Bloco de texto:
++++++++

Sobre Meninos e Lobos: o perturbador Mystic River

Cena do filme Sobre Meninos e Lobos
Sobre Meninos e Lobos: direção de Clint Eastwood

PROFUNDIDADE DRAMÁTICA E CINEMA MINUCIOSO

Sobre Meninos e Lobos, dirigido em 2003 por Clint Eastwood, não é um filme fácil. É doloroso, incômodo e provocador; obriga o espectador a encarar uma gama de emoções fortes, experimentadas por personagens introspectivos, com os quais é difícil estabelecer empatia – não gostaríamos de estar no lugar de nenhum deles! Ainda assim, é um grande filme, que merece ser visto e revisitado; oferece cinema de qualidade e tem lugar de destaque na filmografia de um diretor ousado o suficiente para transitar na contramão do cinema comercial – ao invés de impor um ritmo vertiginoso, pontuado com cenas rápidas, editadas em frenesi, prefere os planos longos, que capturam as minúcias do que seus atores têm para oferecer.
        Antes de falar do filme, porém, gostaria de lembrar do material original, que foi adaptado para as telas: o livro Sobre Meninos e Lobos – Mystic River, escrito em 2001 pelo festejado escritor americano Dennis Lehane. Lá, o autor desfia uma trama policial recheada de violência e dor, onde os erros do passado reforçam os erros do presente e provocam duras consequências na vida de todos os personagens. A história, que se passa nos bairros operários da cidade de Boston, vai além do suspense e revira temas pesados, como o abuso infantil, as relações tortuosas entre pais e filhos e as decepções amorosas. A atmosfera que respiramos é sombria e espessa de tanta amargura, bem ao estilo literário que Lehane desenvolveu em outros de seus romances adaptados para o cinema, como Ilha do Medo, dirigido por Martin Scorsese e Medo da Verdade, dirigido por Ben Affleck.

++++++++

Linhas listadas:

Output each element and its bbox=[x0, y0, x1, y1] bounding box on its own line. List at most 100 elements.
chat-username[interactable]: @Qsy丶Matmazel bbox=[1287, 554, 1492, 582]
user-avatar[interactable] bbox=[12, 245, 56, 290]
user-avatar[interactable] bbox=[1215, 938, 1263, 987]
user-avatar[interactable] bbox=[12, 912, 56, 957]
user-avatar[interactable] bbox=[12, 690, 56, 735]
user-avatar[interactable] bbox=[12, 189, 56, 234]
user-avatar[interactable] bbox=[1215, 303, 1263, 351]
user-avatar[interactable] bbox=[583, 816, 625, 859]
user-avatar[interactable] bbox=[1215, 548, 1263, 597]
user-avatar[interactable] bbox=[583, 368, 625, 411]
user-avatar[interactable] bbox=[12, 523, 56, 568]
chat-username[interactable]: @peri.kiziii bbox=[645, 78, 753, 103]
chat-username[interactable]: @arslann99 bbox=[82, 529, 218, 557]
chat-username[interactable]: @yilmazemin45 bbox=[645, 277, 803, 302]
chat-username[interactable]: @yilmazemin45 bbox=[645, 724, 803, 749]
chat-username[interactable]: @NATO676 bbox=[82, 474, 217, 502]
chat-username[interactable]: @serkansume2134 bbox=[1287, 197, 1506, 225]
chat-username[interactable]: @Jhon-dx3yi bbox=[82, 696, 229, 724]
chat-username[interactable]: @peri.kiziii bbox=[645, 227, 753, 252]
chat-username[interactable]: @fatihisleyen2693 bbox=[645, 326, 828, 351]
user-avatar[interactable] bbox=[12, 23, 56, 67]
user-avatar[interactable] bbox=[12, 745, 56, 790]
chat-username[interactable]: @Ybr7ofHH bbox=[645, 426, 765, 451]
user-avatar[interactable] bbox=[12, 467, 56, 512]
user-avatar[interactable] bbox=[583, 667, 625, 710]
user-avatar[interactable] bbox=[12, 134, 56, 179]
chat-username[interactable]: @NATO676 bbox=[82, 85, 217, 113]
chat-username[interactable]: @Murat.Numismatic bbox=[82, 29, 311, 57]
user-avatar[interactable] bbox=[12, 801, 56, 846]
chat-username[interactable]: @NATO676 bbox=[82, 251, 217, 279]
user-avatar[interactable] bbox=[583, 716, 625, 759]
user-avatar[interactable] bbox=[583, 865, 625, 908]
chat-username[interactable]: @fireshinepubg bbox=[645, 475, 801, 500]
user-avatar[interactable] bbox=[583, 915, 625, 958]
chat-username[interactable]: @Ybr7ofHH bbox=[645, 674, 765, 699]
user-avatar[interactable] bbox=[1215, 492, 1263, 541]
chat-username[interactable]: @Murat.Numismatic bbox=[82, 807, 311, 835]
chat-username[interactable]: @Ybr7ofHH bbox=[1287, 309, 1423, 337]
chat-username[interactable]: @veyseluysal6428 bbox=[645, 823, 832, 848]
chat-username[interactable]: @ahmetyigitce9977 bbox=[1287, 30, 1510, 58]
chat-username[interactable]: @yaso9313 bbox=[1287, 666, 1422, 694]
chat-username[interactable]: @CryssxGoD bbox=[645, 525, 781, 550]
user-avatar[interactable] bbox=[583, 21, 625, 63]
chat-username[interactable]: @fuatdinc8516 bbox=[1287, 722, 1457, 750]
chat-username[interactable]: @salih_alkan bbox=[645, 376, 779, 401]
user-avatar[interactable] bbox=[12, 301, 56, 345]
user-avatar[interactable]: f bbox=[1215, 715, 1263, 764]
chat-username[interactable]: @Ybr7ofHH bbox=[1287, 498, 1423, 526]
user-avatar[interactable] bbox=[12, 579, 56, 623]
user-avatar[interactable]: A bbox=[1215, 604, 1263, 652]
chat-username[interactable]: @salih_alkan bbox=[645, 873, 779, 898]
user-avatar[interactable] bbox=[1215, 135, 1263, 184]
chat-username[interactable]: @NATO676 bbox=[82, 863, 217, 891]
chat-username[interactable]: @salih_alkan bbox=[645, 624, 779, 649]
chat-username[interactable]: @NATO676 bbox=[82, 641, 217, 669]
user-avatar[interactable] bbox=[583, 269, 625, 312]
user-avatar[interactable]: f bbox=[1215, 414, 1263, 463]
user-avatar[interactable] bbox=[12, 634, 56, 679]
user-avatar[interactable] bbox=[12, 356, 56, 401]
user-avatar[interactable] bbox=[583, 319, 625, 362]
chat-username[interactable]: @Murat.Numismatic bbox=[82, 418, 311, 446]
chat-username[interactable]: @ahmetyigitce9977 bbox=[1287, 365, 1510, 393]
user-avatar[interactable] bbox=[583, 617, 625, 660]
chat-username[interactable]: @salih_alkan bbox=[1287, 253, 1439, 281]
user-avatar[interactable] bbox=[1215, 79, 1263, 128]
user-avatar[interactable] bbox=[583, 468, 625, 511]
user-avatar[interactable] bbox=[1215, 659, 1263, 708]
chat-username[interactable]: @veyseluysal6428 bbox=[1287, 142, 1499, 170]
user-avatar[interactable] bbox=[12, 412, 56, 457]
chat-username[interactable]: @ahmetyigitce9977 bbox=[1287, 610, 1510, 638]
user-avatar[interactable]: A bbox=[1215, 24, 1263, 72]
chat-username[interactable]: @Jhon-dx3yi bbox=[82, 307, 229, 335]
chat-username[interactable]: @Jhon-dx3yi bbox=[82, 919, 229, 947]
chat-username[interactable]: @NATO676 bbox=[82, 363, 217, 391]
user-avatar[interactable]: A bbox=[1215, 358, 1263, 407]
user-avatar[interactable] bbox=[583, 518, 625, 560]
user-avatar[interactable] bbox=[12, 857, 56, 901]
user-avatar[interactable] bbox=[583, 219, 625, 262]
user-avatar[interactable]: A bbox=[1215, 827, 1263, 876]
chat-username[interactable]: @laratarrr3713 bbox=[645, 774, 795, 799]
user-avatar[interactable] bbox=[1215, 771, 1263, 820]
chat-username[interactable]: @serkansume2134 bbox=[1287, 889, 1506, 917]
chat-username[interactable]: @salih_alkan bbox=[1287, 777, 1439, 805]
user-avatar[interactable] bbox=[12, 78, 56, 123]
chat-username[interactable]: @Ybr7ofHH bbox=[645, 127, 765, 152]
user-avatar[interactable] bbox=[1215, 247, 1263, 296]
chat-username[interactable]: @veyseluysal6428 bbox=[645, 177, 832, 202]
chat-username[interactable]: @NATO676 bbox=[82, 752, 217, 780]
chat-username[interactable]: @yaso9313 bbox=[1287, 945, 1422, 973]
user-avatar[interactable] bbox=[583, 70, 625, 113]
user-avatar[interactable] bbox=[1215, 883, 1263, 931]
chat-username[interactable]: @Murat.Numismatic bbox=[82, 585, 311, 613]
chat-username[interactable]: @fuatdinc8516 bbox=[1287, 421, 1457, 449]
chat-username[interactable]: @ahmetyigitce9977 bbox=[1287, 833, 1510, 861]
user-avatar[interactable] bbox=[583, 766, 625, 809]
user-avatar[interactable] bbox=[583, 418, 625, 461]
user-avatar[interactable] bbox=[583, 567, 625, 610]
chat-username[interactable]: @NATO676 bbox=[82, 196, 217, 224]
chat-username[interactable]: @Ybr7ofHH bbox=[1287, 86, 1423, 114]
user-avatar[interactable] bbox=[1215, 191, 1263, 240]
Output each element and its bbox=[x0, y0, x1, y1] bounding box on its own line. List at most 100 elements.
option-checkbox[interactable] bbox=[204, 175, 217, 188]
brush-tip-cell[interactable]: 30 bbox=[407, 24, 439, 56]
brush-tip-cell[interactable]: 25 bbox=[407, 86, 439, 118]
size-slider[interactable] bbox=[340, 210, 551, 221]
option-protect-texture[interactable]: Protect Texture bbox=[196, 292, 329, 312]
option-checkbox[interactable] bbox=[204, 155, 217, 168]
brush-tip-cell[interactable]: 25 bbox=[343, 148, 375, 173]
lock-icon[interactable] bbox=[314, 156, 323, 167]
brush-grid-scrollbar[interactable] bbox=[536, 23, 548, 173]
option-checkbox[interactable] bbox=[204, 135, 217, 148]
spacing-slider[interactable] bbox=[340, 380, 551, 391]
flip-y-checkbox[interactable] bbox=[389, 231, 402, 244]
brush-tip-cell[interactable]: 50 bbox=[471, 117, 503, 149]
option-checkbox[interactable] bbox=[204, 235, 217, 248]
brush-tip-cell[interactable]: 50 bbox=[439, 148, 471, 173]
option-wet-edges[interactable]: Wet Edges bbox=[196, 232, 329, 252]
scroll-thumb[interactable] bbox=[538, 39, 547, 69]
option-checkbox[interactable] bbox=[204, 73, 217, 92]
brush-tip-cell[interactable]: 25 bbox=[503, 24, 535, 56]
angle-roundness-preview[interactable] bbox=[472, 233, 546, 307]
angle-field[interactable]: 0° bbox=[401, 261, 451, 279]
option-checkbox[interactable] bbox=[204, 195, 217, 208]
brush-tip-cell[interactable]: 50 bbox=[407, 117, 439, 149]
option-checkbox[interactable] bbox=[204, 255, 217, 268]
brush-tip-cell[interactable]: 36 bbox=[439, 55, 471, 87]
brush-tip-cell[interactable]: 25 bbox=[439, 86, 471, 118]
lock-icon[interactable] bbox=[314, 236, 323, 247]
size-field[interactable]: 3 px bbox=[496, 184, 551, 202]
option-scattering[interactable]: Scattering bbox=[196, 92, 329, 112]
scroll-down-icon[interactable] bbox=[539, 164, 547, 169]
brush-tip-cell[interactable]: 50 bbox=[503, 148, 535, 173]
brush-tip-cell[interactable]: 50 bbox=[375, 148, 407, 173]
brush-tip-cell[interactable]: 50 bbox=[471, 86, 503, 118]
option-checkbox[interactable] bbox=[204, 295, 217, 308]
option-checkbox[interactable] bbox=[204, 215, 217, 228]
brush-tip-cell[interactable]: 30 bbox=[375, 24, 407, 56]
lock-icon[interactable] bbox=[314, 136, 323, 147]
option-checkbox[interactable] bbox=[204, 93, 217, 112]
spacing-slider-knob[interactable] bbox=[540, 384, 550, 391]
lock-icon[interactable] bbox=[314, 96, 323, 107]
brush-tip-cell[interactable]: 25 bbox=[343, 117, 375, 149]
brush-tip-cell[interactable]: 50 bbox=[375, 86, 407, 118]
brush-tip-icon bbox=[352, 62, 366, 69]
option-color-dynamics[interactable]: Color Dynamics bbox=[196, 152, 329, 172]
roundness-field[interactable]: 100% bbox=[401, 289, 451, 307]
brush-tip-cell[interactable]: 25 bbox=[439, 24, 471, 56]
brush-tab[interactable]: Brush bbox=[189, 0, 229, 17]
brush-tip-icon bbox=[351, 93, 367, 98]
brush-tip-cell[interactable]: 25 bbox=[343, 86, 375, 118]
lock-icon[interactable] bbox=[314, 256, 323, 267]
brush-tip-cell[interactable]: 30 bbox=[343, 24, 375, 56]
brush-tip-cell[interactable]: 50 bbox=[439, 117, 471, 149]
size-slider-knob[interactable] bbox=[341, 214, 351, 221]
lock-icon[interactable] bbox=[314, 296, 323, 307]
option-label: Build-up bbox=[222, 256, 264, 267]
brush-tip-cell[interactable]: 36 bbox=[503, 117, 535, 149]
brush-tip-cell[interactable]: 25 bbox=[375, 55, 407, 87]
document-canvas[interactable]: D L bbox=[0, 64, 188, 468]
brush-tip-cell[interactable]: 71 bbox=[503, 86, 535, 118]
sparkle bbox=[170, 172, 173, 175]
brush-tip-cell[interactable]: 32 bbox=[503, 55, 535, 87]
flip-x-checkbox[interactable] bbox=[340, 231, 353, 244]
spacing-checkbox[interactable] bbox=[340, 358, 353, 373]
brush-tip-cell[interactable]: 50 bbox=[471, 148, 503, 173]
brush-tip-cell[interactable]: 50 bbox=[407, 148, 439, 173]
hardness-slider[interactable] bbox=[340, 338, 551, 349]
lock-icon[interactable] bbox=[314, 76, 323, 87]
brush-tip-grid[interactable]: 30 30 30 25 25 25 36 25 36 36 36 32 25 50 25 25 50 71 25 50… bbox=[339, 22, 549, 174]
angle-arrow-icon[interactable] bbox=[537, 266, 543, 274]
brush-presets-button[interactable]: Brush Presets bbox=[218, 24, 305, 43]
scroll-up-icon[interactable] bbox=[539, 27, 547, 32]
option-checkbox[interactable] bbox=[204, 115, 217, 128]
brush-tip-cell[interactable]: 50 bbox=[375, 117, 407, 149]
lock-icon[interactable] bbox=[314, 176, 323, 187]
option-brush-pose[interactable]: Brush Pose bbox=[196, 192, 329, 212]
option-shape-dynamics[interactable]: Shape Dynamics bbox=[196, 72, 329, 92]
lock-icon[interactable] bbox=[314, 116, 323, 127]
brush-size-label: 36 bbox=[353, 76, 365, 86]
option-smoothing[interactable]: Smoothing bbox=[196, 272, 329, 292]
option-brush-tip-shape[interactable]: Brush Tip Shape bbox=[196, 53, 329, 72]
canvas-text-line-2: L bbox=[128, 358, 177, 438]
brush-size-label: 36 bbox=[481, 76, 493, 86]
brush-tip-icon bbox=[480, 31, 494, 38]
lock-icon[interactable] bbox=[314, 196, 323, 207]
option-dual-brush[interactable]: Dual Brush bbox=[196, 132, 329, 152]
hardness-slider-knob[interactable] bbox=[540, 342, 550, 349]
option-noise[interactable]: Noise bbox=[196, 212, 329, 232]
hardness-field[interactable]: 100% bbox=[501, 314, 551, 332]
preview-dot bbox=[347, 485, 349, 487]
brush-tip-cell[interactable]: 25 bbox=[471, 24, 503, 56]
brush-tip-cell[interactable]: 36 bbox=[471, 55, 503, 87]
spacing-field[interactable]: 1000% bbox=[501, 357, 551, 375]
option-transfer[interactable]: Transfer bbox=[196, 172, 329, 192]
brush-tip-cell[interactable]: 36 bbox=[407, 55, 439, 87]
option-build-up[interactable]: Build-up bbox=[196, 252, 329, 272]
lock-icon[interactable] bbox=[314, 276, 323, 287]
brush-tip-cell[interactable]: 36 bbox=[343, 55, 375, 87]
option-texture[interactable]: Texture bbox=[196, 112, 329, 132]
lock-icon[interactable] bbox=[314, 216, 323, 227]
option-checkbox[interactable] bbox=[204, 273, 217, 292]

++++++++

Objetivo A: Segundo o texto sobre o filme, em que ano Dennis Lehane escreveu o livro que deu origem a Sobre Meninos e Lobos?
Objetivo B: Reescreva o trecho do texto sobre o filme que vai de "Sobre Meninos e Lobos, dirigido" até "têm para oferecer.", inclusive, substituindo "doloroso" por "penoso".

Resultado correto A: Em 2001.

Resultado correto B:
Sobre Meninos e Lobos, dirigido em 2003 por Clint Eastwood, não é um filme fácil. É penoso, incômodo e provocador; obriga o espectador a encarar uma gama de emoções fortes, experimentadas por personagens introspectivos, com os quais é difícil estabelecer empatia – não gostaríamos de estar no lugar de nenhum deles! Ainda assim, é um grande filme, que merece ser visto e revisitado; oferece cinema de qualidade e tem lugar de destaque na filmografia de um diretor ousado o suficiente para transitar na contramão do cinema comercial – ao invés de impor um ritmo vertiginoso, pontuado com cenas rápidas, editadas em frenesi, prefere os planos longos, que capturam as minúcias do que seus atores têm para oferecer.